**PROBLEM TO SOLVE**
Find each line holding "韩国进口X" and copy it out.

------------

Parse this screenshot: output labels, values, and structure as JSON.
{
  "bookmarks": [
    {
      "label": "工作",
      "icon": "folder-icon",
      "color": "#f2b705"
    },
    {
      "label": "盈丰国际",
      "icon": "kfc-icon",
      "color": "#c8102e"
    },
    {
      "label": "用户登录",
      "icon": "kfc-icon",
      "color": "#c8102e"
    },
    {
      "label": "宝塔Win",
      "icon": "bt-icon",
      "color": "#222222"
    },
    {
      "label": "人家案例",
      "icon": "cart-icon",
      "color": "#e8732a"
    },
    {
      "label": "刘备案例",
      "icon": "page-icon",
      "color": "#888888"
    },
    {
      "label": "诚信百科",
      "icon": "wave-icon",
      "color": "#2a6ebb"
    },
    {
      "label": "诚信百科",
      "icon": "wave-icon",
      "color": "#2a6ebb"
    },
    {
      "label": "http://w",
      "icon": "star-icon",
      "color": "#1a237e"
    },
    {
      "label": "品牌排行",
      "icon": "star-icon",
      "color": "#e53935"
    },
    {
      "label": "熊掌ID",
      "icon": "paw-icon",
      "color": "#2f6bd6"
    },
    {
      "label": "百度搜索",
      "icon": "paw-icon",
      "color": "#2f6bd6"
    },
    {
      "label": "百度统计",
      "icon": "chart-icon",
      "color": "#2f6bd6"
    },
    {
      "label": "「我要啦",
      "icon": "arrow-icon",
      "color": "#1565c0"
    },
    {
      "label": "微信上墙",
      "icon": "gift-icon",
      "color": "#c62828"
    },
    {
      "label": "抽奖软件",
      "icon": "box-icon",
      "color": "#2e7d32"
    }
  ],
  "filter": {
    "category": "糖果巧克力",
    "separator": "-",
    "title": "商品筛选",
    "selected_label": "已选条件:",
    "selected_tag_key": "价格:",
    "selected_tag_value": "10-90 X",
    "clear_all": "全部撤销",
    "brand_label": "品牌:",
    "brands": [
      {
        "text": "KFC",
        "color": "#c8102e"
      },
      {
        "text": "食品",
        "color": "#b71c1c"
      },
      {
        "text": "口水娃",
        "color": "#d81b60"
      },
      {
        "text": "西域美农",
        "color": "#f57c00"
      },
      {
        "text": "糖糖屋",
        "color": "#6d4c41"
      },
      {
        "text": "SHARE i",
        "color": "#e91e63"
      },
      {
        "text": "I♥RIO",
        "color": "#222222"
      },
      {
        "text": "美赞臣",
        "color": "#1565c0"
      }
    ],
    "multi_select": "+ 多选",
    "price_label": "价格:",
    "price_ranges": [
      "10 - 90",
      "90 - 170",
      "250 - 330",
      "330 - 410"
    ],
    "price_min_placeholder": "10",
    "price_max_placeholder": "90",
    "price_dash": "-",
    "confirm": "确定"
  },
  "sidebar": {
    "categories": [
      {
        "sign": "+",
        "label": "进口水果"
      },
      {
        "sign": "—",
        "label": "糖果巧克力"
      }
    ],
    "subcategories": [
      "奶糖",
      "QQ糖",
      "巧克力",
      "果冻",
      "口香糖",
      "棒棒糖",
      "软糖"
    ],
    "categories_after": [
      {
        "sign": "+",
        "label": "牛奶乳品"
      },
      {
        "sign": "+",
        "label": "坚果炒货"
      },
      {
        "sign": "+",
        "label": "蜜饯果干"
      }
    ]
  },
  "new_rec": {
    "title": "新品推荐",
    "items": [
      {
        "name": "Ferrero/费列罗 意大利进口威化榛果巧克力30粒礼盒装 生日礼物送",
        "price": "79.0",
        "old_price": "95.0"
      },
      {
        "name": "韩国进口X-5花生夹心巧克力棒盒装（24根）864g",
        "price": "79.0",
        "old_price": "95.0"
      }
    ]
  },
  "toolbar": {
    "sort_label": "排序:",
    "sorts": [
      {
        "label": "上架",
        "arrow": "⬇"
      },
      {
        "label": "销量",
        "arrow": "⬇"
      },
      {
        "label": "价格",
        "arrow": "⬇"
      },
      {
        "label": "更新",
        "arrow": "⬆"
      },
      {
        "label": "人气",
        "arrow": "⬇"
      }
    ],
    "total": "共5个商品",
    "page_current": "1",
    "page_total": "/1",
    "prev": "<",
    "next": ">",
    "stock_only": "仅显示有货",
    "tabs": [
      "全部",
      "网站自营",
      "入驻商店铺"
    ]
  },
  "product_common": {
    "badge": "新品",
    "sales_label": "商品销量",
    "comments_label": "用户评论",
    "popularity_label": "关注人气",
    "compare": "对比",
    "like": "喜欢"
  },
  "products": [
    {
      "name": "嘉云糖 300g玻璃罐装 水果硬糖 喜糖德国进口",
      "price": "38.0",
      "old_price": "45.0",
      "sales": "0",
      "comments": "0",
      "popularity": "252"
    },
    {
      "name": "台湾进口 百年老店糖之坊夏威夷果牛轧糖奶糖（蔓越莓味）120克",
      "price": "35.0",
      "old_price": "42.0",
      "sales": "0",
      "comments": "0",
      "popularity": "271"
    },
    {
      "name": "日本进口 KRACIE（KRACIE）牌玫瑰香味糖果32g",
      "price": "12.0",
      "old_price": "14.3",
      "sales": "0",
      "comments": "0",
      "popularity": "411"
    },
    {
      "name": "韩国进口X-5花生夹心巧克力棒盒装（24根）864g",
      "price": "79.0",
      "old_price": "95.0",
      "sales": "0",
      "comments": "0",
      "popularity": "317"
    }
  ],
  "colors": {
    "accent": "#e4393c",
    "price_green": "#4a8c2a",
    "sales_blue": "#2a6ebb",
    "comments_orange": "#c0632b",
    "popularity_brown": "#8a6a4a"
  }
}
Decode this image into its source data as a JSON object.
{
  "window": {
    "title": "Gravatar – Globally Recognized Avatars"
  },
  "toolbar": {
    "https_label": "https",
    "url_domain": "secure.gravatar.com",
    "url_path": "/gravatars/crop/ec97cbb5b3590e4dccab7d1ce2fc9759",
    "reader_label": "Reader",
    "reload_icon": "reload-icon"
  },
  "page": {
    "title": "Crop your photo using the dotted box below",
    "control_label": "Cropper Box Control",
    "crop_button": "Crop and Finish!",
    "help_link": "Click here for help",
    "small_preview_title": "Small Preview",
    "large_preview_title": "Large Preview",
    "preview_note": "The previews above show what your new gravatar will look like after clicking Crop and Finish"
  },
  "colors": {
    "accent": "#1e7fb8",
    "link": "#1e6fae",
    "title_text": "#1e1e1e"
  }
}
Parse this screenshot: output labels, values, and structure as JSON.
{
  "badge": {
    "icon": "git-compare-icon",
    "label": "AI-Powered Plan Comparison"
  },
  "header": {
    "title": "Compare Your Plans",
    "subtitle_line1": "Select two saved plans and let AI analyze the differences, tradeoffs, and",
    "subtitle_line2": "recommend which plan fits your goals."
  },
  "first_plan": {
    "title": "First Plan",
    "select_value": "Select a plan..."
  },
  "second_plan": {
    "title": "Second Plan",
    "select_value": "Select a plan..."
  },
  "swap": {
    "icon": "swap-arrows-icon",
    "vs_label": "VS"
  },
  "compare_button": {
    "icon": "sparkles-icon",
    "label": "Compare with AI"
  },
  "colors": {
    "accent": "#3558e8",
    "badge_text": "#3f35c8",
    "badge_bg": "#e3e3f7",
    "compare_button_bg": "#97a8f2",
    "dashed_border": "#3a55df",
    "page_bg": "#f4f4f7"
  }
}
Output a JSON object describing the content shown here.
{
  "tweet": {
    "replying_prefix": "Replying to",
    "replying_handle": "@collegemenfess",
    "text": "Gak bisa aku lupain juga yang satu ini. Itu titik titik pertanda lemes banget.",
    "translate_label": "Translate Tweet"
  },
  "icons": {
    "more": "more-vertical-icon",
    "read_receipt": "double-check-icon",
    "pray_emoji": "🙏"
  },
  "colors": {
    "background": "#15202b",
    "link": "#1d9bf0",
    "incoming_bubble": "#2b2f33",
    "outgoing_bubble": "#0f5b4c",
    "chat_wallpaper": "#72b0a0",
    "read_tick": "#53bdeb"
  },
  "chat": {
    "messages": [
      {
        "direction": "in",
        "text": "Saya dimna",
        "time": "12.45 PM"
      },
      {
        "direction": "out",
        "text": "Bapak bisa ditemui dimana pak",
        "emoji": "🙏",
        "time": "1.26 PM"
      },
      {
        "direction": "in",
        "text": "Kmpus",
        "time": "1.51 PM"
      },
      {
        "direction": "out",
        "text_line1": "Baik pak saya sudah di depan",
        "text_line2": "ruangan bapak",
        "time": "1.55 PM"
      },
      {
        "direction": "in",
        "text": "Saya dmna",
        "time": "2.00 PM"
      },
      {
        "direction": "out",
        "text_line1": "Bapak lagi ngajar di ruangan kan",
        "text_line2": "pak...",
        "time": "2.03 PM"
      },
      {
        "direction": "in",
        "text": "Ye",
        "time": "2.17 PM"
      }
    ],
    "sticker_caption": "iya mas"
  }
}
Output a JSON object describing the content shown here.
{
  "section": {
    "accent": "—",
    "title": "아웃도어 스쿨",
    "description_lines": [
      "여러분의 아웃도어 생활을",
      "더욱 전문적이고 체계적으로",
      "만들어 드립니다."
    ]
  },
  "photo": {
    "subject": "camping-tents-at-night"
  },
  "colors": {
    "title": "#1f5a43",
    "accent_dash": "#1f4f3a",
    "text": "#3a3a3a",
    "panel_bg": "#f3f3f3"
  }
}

------------

**RESULT FOR THIS TASK**
        "name": "韩国进口X-5花生夹心巧克力棒盒装（24根）864g",
      "name": "韩国进口X-5花生夹心巧克力棒盒装（24根）864g",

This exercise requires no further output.